DATASET:
----

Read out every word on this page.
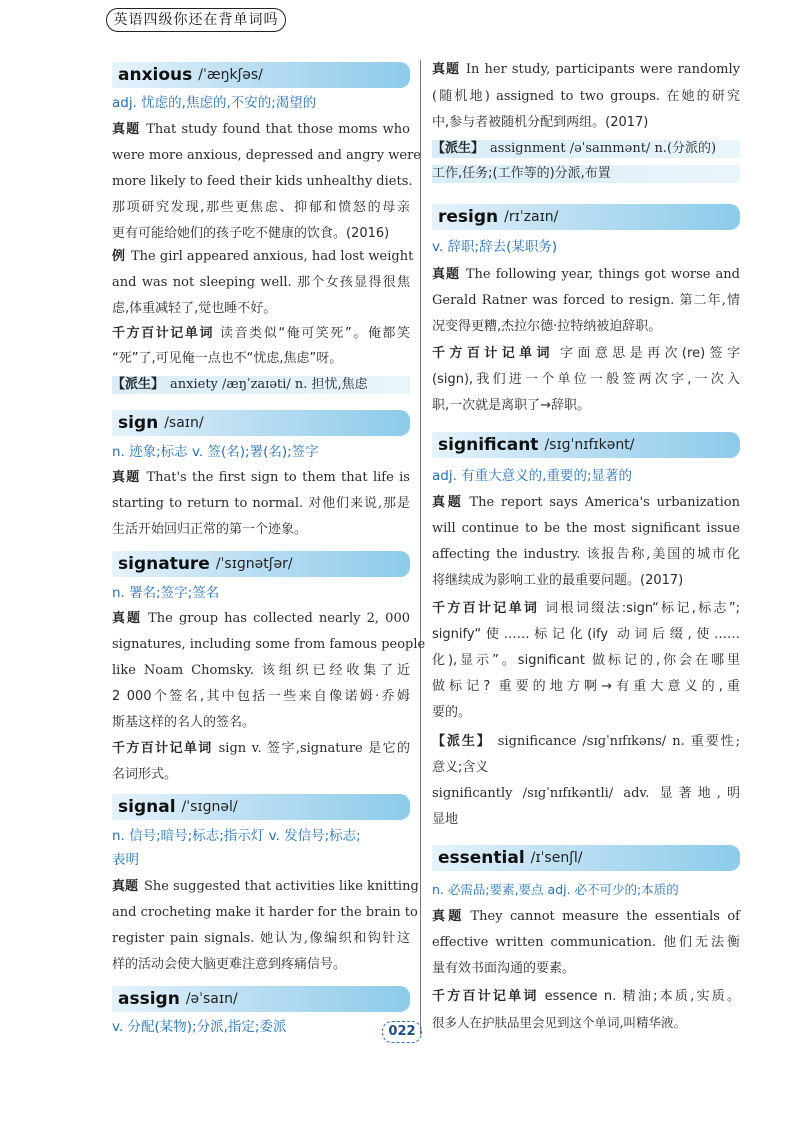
英语四级你还在背单词吗
anxious /ˈæŋkʃəs/
adj. 忧虑的,焦虑的,不安的;渴望的
真题 That study found that those moms who
were more anxious, depressed and angry were
more likely to feed their kids unhealthy diets.
那项研究发现,那些更焦虑、抑郁和愤怒的母亲
更有可能给她们的孩子吃不健康的饮食。(2016)
例 The girl appeared anxious, had lost weight
and was not sleeping well. 那个女孩显得很焦
虑,体重减轻了,觉也睡不好。
千方百计记单词 读音类似“俺可笑死”。俺都笑
“死”了,可见俺一点也不“忧虑,焦虑”呀。
【派生】 anxiety /æŋˈzaɪəti/ n. 担忧,焦虑
sign /saɪn/
n. 迹象;标志 v. 签(名);署(名);签字
真题 That's the first sign to them that life is
starting to return to normal. 对他们来说,那是
生活开始回归正常的第一个迹象。
signature /ˈsɪɡnətʃər/
n. 署名;签字;签名
真题 The group has collected nearly 2, 000
signatures, including some from famous people
like Noam Chomsky. 该组织已经收集了近
2 000个签名,其中包括一些来自像诺姆·乔姆
斯基这样的名人的签名。
千方百计记单词 sign v. 签字,signature 是它的
名词形式。
signal /ˈsɪɡnəl/
n. 信号;暗号;标志;指示灯 v. 发信号;标志;
表明
真题 She suggested that activities like knitting
and crocheting make it harder for the brain to
register pain signals. 她认为,像编织和钩针这
样的活动会使大脑更难注意到疼痛信号。
assign /əˈsaɪn/
v. 分配(某物);分派,指定;委派
真题 In her study, participants were randomly
(随机地) assigned to two groups. 在她的研究
中,参与者被随机分配到两组。(2017)
【派生】 assignment /əˈsaɪnmənt/ n.(分派的)
工作,任务;(工作等的)分派,布置
resign /rɪˈzaɪn/
v. 辞职;辞去(某职务)
真题 The following year, things got worse and
Gerald Ratner was forced to resign. 第二年,情
况变得更糟,杰拉尔德·拉特纳被迫辞职。
千方百计记单词 字面意思是再次(re)签字
(sign),我们进一个单位一般签两次字,一次入
职,一次就是离职了→辞职。
significant /sɪɡˈnɪfɪkənt/
adj. 有重大意义的,重要的;显著的
真题 The report says America's urbanization
will continue to be the most significant issue
affecting the industry. 该报告称,美国的城市化
将继续成为影响工业的最重要问题。(2017)
千方百计记单词 词根词缀法:sign“标记,标志”;
signify“使……标记化(ify 动词后缀,使……
化),显示”。significant 做标记的,你会在哪里
做标记? 重要的地方啊→有重大意义的,重
要的。
【派生】 significance /sɪɡˈnɪfɪkəns/ n. 重要性;
意义;含义
significantly /sɪɡˈnɪfɪkəntli/ adv. 显著地,明
显地
essential /ɪˈsenʃl/
n. 必需品;要素,要点 adj. 必不可少的;本质的
真题 They cannot measure the essentials of
effective written communication. 他们无法衡
量有效书面沟通的要素。
千方百计记单词 essence n. 精油;本质,实质。
很多人在护肤品里会见到这个单词,叫精华液。
022
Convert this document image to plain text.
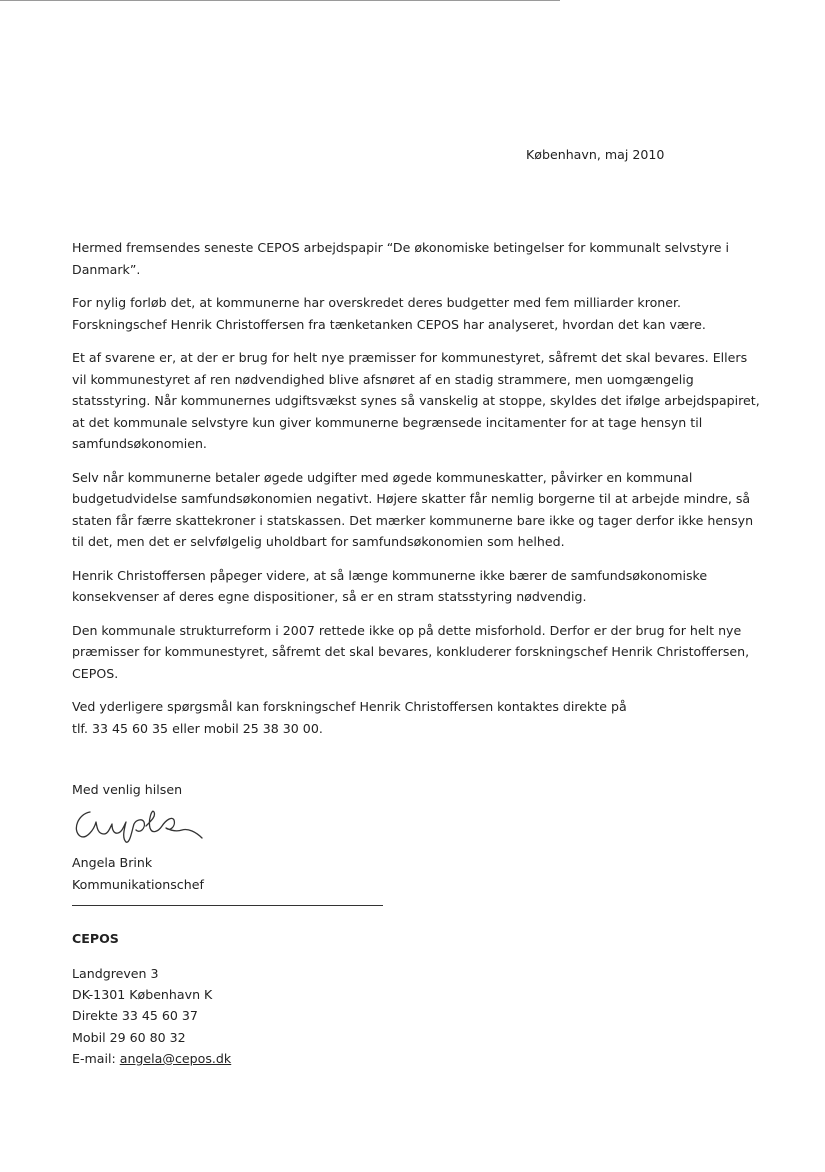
København, maj 2010

Hermed fremsendes seneste CEPOS arbejdspapir “De økonomiske betingelser for kommunalt selvstyre i
Danmark”.

For nylig forløb det, at kommunerne har overskredet deres budgetter med fem milliarder kroner.
Forskningschef Henrik Christoffersen fra tænketanken CEPOS har analyseret, hvordan det kan være.

Et af svarene er, at der er brug for helt nye præmisser for kommunestyret, såfremt det skal bevares. Ellers
vil kommunestyret af ren nødvendighed blive afsnøret af en stadig strammere, men uomgængelig
statsstyring. Når kommunernes udgiftsvækst synes så vanskelig at stoppe, skyldes det ifølge arbejdspapiret,
at det kommunale selvstyre kun giver kommunerne begrænsede incitamenter for at tage hensyn til
samfundsøkonomien.

Selv når kommunerne betaler øgede udgifter med øgede kommuneskatter, påvirker en kommunal
budgetudvidelse samfundsøkonomien negativt. Højere skatter får nemlig borgerne til at arbejde mindre, så
staten får færre skattekroner i statskassen. Det mærker kommunerne bare ikke og tager derfor ikke hensyn
til det, men det er selvfølgelig uholdbart for samfundsøkonomien som helhed.

Henrik Christoffersen påpeger videre, at så længe kommunerne ikke bærer de samfundsøkonomiske
konsekvenser af deres egne dispositioner, så er en stram statsstyring nødvendig.

Den kommunale strukturreform i 2007 rettede ikke op på dette misforhold. Derfor er der brug for helt nye
præmisser for kommunestyret, såfremt det skal bevares, konkluderer forskningschef Henrik Christoffersen,
CEPOS.

Ved yderligere spørgsmål kan forskningschef Henrik Christoffersen kontaktes direkte på
tlf. 33 45 60 35 eller mobil 25 38 30 00.

Med venlig hilsen
Angela Brink
Kommunikationschef
CEPOS
Landgreven 3
DK-1301 København K
Direkte 33 45 60 37
Mobil 29 60 80 32
E-mail: angela@cepos.dk
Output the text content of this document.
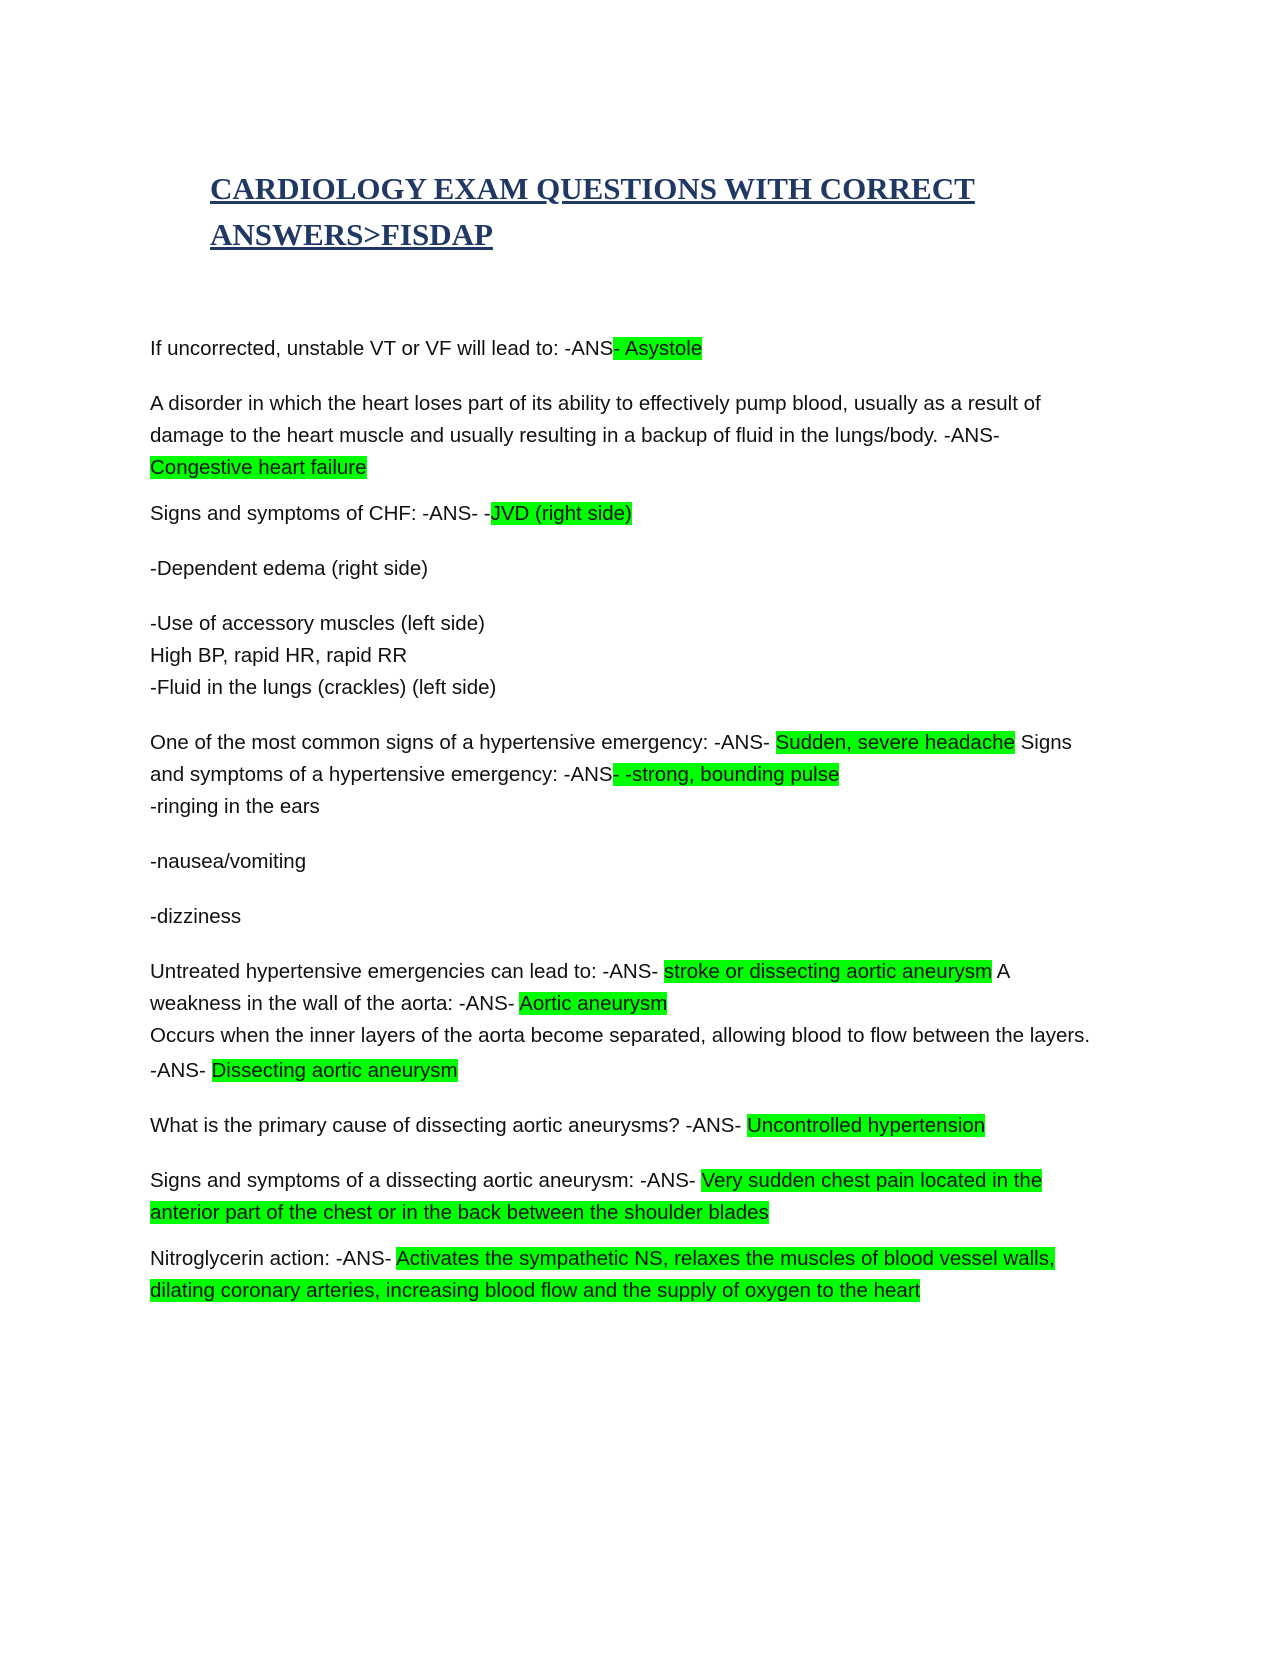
CARDIOLOGY EXAM QUESTIONS WITH CORRECT
ANSWERS>FISDAP

If uncorrected, unstable VT or VF will lead to: -ANS- Asystole

A disorder in which the heart loses part of its ability to effectively pump blood, usually as a result of
damage to the heart muscle and usually resulting in a backup of fluid in the lungs/body. -ANS-
Congestive heart failure

Signs and symptoms of CHF: -ANS- -JVD (right side)

-Dependent edema (right side)

-Use of accessory muscles (left side)
High BP, rapid HR, rapid RR
-Fluid in the lungs (crackles) (left side)

One of the most common signs of a hypertensive emergency: -ANS- Sudden, severe headache Signs
and symptoms of a hypertensive emergency: -ANS- -strong, bounding pulse
-ringing in the ears

-nausea/vomiting

-dizziness

Untreated hypertensive emergencies can lead to: -ANS- stroke or dissecting aortic aneurysm A
weakness in the wall of the aorta: -ANS- Aortic aneurysm
Occurs when the inner layers of the aorta become separated, allowing blood to flow between the layers.

-ANS- Dissecting aortic aneurysm

What is the primary cause of dissecting aortic aneurysms? -ANS- Uncontrolled hypertension

Signs and symptoms of a dissecting aortic aneurysm: -ANS- Very sudden chest pain located in the
anterior part of the chest or in the back between the shoulder blades

Nitroglycerin action: -ANS- Activates the sympathetic NS, relaxes the muscles of blood vessel walls,
dilating coronary arteries, increasing blood flow and the supply of oxygen to the heart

----

PROBLEM DETAILS: Copy out all of the material exactly as written, without its pictures.

RESULT OF THIS EXERCISE:
Read out every word on this page.
英语四级你还在背单词吗
anxious /ˈæŋkʃəs/
adj. 忧虑的,焦虑的,不安的;渴望的
真题 That study found that those moms who
were more anxious, depressed and angry were
more likely to feed their kids unhealthy diets.
那项研究发现,那些更焦虑、抑郁和愤怒的母亲
更有可能给她们的孩子吃不健康的饮食。(2016)
例 The girl appeared anxious, had lost weight
and was not sleeping well. 那个女孩显得很焦
虑,体重减轻了,觉也睡不好。
千方百计记单词 读音类似“俺可笑死”。俺都笑
“死”了,可见俺一点也不“忧虑,焦虑”呀。
【派生】 anxiety /æŋˈzaɪəti/ n. 担忧,焦虑
sign /saɪn/
n. 迹象;标志 v. 签(名);署(名);签字
真题 That's the first sign to them that life is
starting to return to normal. 对他们来说,那是
生活开始回归正常的第一个迹象。
signature /ˈsɪɡnətʃər/
n. 署名;签字;签名
真题 The group has collected nearly 2, 000
signatures, including some from famous people
like Noam Chomsky. 该组织已经收集了近
2 000个签名,其中包括一些来自像诺姆·乔姆
斯基这样的名人的签名。
千方百计记单词 sign v. 签字,signature 是它的
名词形式。
signal /ˈsɪɡnəl/
n. 信号;暗号;标志;指示灯 v. 发信号;标志;
表明
真题 She suggested that activities like knitting
and crocheting make it harder for the brain to
register pain signals. 她认为,像编织和钩针这
样的活动会使大脑更难注意到疼痛信号。
assign /əˈsaɪn/
v. 分配(某物);分派,指定;委派
真题 In her study, participants were randomly
(随机地) assigned to two groups. 在她的研究
中,参与者被随机分配到两组。(2017)
【派生】 assignment /əˈsaɪnmənt/ n.(分派的)
工作,任务;(工作等的)分派,布置
resign /rɪˈzaɪn/
v. 辞职;辞去(某职务)
真题 The following year, things got worse and
Gerald Ratner was forced to resign. 第二年,情
况变得更糟,杰拉尔德·拉特纳被迫辞职。
千方百计记单词 字面意思是再次(re)签字
(sign),我们进一个单位一般签两次字,一次入
职,一次就是离职了→辞职。
significant /sɪɡˈnɪfɪkənt/
adj. 有重大意义的,重要的;显著的
真题 The report says America's urbanization
will continue to be the most significant issue
affecting the industry. 该报告称,美国的城市化
将继续成为影响工业的最重要问题。(2017)
千方百计记单词 词根词缀法:sign“标记,标志”;
signify“使……标记化(ify 动词后缀,使……
化),显示”。significant 做标记的,你会在哪里
做标记? 重要的地方啊→有重大意义的,重
要的。
【派生】 significance /sɪɡˈnɪfɪkəns/ n. 重要性;
意义;含义
significantly /sɪɡˈnɪfɪkəntli/ adv. 显著地,明
显地
essential /ɪˈsenʃl/
n. 必需品;要素,要点 adj. 必不可少的;本质的
真题 They cannot measure the essentials of
effective written communication. 他们无法衡
量有效书面沟通的要素。
千方百计记单词 essence n. 精油;本质,实质。
很多人在护肤品里会见到这个单词,叫精华液。
022
Convert this document image to plain text.
København, maj 2010

Hermed fremsendes seneste CEPOS arbejdspapir “De økonomiske betingelser for kommunalt selvstyre i
Danmark”.

For nylig forløb det, at kommunerne har overskredet deres budgetter med fem milliarder kroner.
Forskningschef Henrik Christoffersen fra tænketanken CEPOS har analyseret, hvordan det kan være.

Et af svarene er, at der er brug for helt nye præmisser for kommunestyret, såfremt det skal bevares. Ellers
vil kommunestyret af ren nødvendighed blive afsnøret af en stadig strammere, men uomgængelig
statsstyring. Når kommunernes udgiftsvækst synes så vanskelig at stoppe, skyldes det ifølge arbejdspapiret,
at det kommunale selvstyre kun giver kommunerne begrænsede incitamenter for at tage hensyn til
samfundsøkonomien.

Selv når kommunerne betaler øgede udgifter med øgede kommuneskatter, påvirker en kommunal
budgetudvidelse samfundsøkonomien negativt. Højere skatter får nemlig borgerne til at arbejde mindre, så
staten får færre skattekroner i statskassen. Det mærker kommunerne bare ikke og tager derfor ikke hensyn
til det, men det er selvfølgelig uholdbart for samfundsøkonomien som helhed.

Henrik Christoffersen påpeger videre, at så længe kommunerne ikke bærer de samfundsøkonomiske
konsekvenser af deres egne dispositioner, så er en stram statsstyring nødvendig.

Den kommunale strukturreform i 2007 rettede ikke op på dette misforhold. Derfor er der brug for helt nye
præmisser for kommunestyret, såfremt det skal bevares, konkluderer forskningschef Henrik Christoffersen,
CEPOS.

Ved yderligere spørgsmål kan forskningschef Henrik Christoffersen kontaktes direkte på
tlf. 33 45 60 35 eller mobil 25 38 30 00.

Med venlig hilsen
Angela Brink
Kommunikationschef
CEPOS
Landgreven 3
DK-1301 København K
Direkte 33 45 60 37
Mobil 29 60 80 32
E-mail: angela@cepos.dk
Output the text content of this document.
CARDIOLOGY EXAM QUESTIONS WITH CORRECT
ANSWERS>FISDAP

If uncorrected, unstable VT or VF will lead to: -ANS- Asystole

A disorder in which the heart loses part of its ability to effectively pump blood, usually as a result of
damage to the heart muscle and usually resulting in a backup of fluid in the lungs/body. -ANS-
Congestive heart failure

Signs and symptoms of CHF: -ANS- -JVD (right side)

-Dependent edema (right side)

-Use of accessory muscles (left side)
High BP, rapid HR, rapid RR
-Fluid in the lungs (crackles) (left side)

One of the most common signs of a hypertensive emergency: -ANS- Sudden, severe headache Signs
and symptoms of a hypertensive emergency: -ANS- -strong, bounding pulse
-ringing in the ears

-nausea/vomiting

-dizziness

Untreated hypertensive emergencies can lead to: -ANS- stroke or dissecting aortic aneurysm A
weakness in the wall of the aorta: -ANS- Aortic aneurysm
Occurs when the inner layers of the aorta become separated, allowing blood to flow between the layers.

-ANS- Dissecting aortic aneurysm

What is the primary cause of dissecting aortic aneurysms? -ANS- Uncontrolled hypertension

Signs and symptoms of a dissecting aortic aneurysm: -ANS- Very sudden chest pain located in the
anterior part of the chest or in the back between the shoulder blades

Nitroglycerin action: -ANS- Activates the sympathetic NS, relaxes the muscles of blood vessel walls,
dilating coronary arteries, increasing blood flow and the supply of oxygen to the heart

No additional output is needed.